Given exercise: Return the count of lines that hold the string "instructor", with no other words.

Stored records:
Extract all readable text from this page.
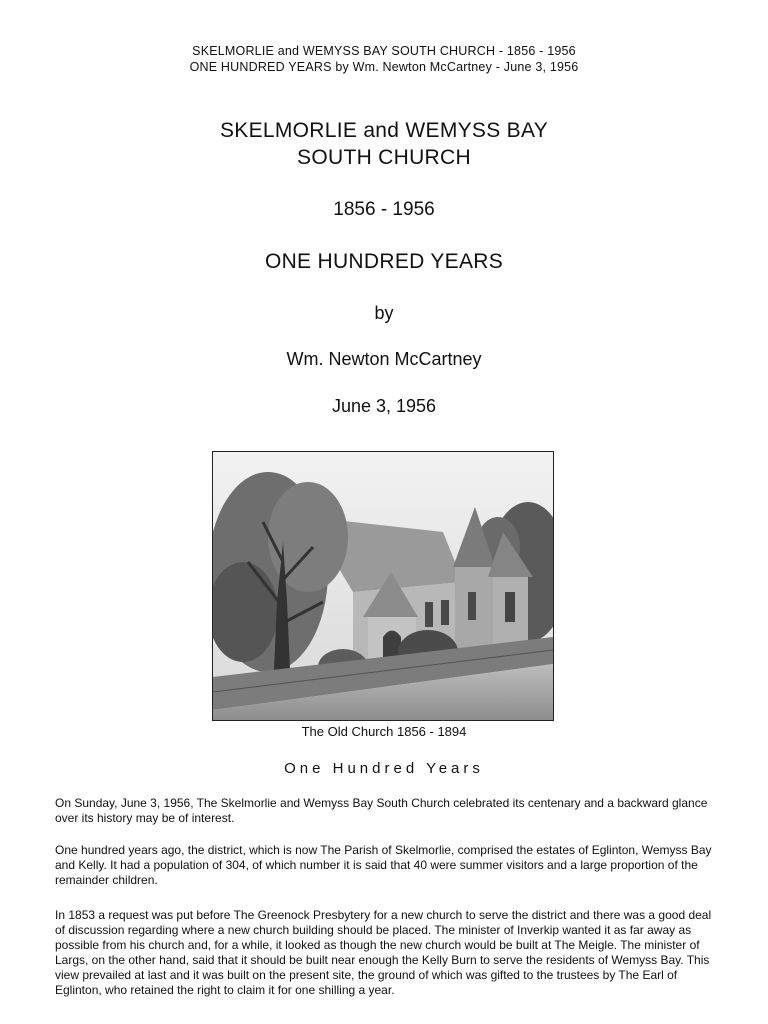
SKELMORLIE and WEMYSS BAY SOUTH CHURCH - 1856 - 1956
ONE HUNDRED YEARS by Wm. Newton McCartney - June 3, 1956
SKELMORLIE and WEMYSS BAY
SOUTH CHURCH
1856 - 1956
ONE HUNDRED YEARS
by
Wm. Newton McCartney
June 3, 1956
The Old Church 1856 - 1894
One Hundred Years
On Sunday, June 3, 1956, The Skelmorlie and Wemyss Bay South Church celebrated its centenary and a backward glance over its history may be of interest.
One hundred years ago, the district, which is now The Parish of Skelmorlie, comprised the estates of Eglinton, Wemyss Bay and Kelly. It had a population of 304, of which number it is said that 40 were summer visitors and a large proportion of the remainder children.
In 1853 a request was put before The Greenock Presbytery for a new church to serve the district and there was a good deal of discussion regarding where a new church building should be placed. The minister of Inverkip wanted it as far away as possible from his church and, for a while, it looked as though the new church would be built at The Meigle. The minister of Largs, on the other hand, said that it should be built near enough the Kelly Burn to serve the residents of Wemyss Bay. This view prevailed at last and it was built on the present site, the ground of which was gifted to the trustees by The Earl of Eglinton, who retained the right to claim it for one shilling a year.
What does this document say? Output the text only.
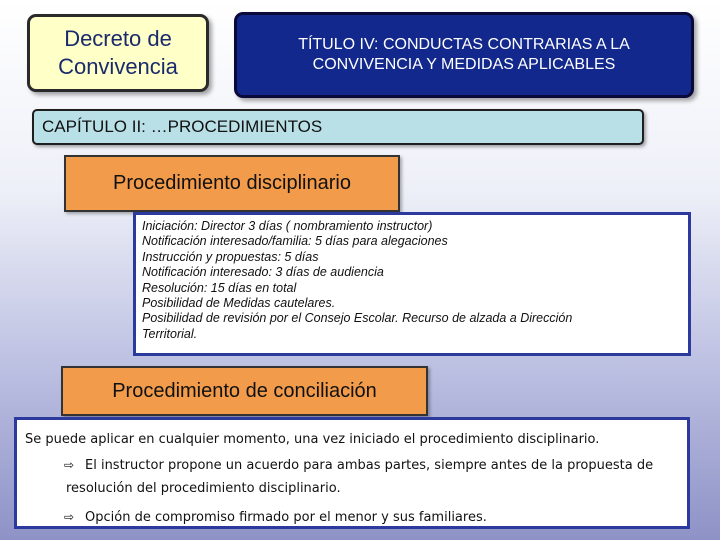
Decreto de
Convivencia
TÍTULO IV: CONDUCTAS CONTRARIAS A LA
CONVIVENCIA Y MEDIDAS APLICABLES
CAPÍTULO II: …PROCEDIMIENTOS
Procedimiento disciplinario
Iniciación: Director 3 días ( nombramiento instructor)
Notificación interesado/familia: 5 días para alegaciones
Instrucción y propuestas: 5 días
Notificación interesado: 3 días de audiencia
Resolución: 15 días en total
Posibilidad de Medidas cautelares.
Posibilidad de revisión por el Consejo Escolar. Recurso de alzada a Dirección
Territorial.
Procedimiento de conciliación
Se puede aplicar en cualquier momento, una vez iniciado el procedimiento disciplinario.
⇨ El instructor propone un acuerdo para ambas partes, siempre antes de la propuesta de resolución del procedimiento disciplinario.
⇨ Opción de compromiso firmado por el menor y sus familiares.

Written reply: 2